(Problem) Count the lines in the entries that contain the string "established". State nothing but the number.

(Records for this task)
------------------------------------
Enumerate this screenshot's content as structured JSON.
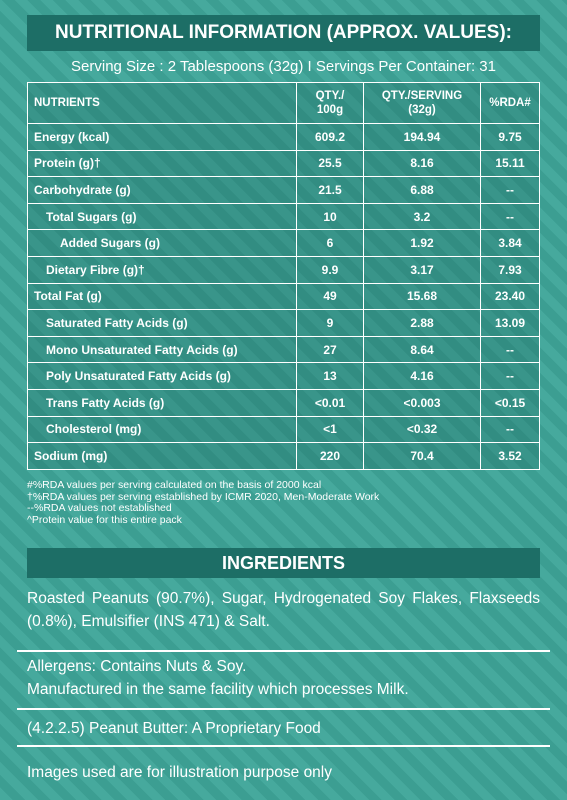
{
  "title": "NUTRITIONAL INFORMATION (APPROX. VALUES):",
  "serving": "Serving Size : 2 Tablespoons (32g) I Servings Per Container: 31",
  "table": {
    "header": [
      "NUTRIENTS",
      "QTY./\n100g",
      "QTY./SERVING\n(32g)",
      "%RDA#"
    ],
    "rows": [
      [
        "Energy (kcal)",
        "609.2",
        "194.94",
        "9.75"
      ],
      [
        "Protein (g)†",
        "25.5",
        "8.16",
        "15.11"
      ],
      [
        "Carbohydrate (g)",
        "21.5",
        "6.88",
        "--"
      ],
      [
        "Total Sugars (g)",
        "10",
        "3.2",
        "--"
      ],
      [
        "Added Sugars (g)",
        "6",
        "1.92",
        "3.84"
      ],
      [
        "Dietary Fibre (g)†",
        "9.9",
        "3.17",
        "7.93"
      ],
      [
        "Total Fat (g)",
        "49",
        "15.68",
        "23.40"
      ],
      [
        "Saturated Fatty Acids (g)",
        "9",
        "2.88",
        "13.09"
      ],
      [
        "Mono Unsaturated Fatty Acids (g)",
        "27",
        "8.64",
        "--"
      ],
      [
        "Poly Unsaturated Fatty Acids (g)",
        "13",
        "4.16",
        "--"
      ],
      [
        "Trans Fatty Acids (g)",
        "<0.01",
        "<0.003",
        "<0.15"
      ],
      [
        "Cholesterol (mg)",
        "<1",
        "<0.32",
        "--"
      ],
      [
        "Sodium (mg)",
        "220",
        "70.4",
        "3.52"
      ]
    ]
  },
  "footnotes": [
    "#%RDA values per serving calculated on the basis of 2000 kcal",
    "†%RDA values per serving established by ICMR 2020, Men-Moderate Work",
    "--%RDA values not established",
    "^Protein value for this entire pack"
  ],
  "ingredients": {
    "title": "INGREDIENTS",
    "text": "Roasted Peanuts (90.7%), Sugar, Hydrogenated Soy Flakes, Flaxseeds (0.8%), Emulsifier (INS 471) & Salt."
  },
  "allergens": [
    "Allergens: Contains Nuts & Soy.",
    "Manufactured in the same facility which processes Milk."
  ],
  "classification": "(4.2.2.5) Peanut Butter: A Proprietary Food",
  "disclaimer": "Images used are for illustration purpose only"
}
------------------------------------
(Answer to this problem) 2